--- Document passage ---

In this way, it will be similar to a tag cloud as it conveys the content of a text, but augmented as it could convey the meaning of a text and relationships between tags. It will also be similar to the DBPedia RelFinder, but augmented as it will show links but also contain a hierarchy of more to less important concepts. I hope that in the end it could be a viable alternative of graphic text-representation.
As I see it, my semantic graph-cloud should communicate at least these three things:
1. The most likely topic of the text
2. The concepts which occur literally in the text versus concepts that do not occur in the text
3. Clusters of similar concepts
My first idea is to model these three properties by size, alpha-channel and colour respectively, the bigger node, the more likely the topic, transparant nodes are the ones that do not occur in the text, and coloured nodes to group semantically similar nodes. But that’s just my initial plan, I might have to give it some more thoughts and experiment with it.
Next, I should think about a method to ‘measure’ whether my semantic tagcloud conveys more information, or has ajy added value. In the end, I am totally unsure whether the resulting tag graphs will make sense as it depends on multiple factors such as the efficiency of my keyword extraction, the efficiency of the vector-space based string comparison, the quality of the ontologies, etc.

---

* **The problem**
Write out the passage about the semantic graph-cloud word for word, from start to finish.

--- Listed records ---

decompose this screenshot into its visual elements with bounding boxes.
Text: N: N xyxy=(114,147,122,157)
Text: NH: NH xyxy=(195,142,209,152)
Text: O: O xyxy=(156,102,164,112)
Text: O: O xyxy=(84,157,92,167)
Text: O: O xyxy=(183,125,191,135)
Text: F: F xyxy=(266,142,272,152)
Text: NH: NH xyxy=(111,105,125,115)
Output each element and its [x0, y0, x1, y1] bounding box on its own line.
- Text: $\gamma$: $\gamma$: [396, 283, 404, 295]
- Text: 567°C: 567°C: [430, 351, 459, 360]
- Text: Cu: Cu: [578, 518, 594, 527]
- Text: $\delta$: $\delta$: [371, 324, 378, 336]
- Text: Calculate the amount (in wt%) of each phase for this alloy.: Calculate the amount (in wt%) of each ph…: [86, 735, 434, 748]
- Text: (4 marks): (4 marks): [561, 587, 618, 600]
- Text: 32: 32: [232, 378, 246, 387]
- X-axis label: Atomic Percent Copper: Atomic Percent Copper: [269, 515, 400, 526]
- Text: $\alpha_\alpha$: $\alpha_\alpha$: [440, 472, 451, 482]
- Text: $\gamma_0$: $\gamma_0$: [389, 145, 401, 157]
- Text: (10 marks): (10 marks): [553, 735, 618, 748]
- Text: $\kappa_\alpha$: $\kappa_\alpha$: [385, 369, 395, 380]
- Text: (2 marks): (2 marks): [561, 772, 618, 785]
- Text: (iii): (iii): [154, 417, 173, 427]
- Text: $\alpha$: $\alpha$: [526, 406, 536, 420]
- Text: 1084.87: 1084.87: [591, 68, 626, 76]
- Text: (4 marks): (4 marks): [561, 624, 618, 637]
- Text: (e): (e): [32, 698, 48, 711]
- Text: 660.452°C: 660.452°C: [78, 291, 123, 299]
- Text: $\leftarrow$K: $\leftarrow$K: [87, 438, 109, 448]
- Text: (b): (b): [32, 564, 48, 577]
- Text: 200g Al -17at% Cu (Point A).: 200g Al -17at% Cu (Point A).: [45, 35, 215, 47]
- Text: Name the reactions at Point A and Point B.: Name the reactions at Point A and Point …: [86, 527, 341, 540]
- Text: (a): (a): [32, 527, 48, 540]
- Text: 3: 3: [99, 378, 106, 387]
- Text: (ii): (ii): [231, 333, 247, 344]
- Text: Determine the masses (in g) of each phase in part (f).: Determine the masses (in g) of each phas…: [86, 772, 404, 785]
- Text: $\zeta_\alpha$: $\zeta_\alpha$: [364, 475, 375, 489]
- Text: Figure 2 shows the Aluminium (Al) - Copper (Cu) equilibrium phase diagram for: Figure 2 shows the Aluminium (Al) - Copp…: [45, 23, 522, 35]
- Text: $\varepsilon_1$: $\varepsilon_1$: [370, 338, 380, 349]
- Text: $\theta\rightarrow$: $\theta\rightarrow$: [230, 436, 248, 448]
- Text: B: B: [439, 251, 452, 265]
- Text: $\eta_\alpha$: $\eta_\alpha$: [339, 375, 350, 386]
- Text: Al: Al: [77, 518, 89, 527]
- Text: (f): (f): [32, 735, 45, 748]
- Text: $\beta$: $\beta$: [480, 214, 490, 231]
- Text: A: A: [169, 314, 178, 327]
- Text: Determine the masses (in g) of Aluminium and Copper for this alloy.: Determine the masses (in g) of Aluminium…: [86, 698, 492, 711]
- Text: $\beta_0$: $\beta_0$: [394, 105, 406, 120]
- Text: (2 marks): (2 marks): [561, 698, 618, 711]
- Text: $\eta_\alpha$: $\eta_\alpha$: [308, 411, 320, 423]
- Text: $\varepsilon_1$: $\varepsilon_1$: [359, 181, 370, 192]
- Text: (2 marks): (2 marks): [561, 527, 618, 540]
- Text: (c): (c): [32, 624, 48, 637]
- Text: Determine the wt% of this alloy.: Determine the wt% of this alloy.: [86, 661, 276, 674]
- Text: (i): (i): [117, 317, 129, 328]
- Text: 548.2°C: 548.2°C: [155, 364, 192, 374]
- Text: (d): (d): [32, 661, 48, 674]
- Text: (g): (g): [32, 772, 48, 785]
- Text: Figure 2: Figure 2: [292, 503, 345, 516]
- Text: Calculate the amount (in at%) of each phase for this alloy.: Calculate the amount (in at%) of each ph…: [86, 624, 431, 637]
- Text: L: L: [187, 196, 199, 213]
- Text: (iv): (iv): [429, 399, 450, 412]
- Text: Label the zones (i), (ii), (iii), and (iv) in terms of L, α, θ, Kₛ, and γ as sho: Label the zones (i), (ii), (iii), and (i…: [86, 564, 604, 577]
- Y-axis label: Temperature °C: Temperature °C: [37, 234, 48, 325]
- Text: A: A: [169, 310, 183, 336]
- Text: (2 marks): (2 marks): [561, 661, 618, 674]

---
--- Listed records ---

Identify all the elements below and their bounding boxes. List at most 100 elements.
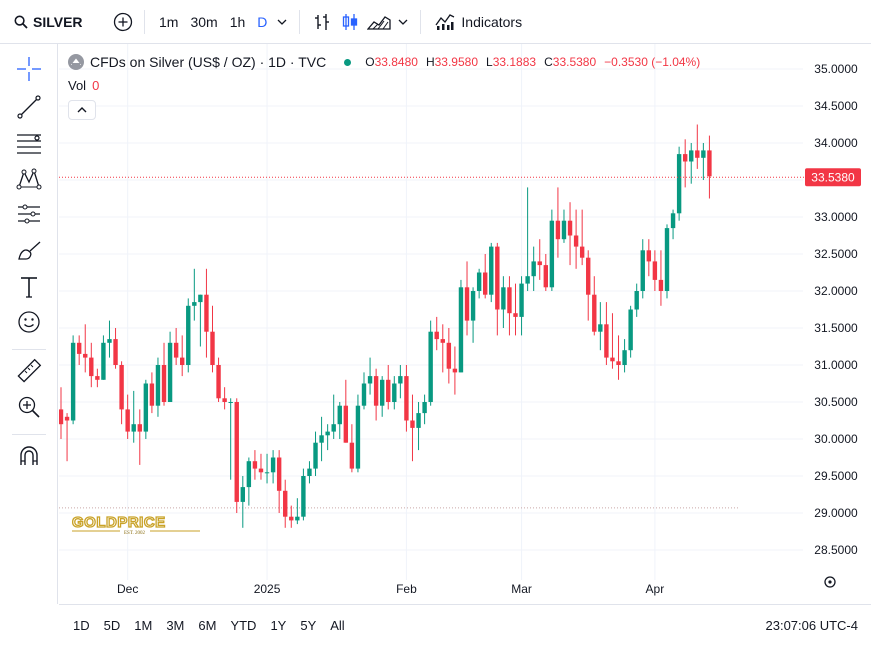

---

* **Final answer**
In this way, it will be similar to a tag cloud as it conveys the content of a text, but augmented as it could convey the meaning of a text and relationships between tags. It will also be similar to the DBPedia RelFinder, but augmented as it will show links but also contain a hierarchy of more to less important concepts. I hope that in the end it could be a viable alternative of graphic text-representation.
As I see it, my semantic graph-cloud should communicate at least these three things:
1. The most likely topic of the text
2. The concepts which occur literally in the text versus concepts that do not occur in the text
3. Clusters of similar concepts
My first idea is to model these three properties by size, alpha-channel and colour respectively, the bigger node, the more likely the topic, transparant nodes are the ones that do not occur in the text, and coloured nodes to group semantically similar nodes. But that’s just my initial plan, I might have to give it some more thoughts and experiment with it.
Next, I should think about a method to ‘measure’ whether my semantic tagcloud conveys more information, or has ajy added value. In the end, I am totally unsure whether the resulting tag graphs will make sense as it depends on multiple factors such as the efficiency of my keyword extraction, the efficiency of the vector-space based string comparison, the quality of the ontologies, etc.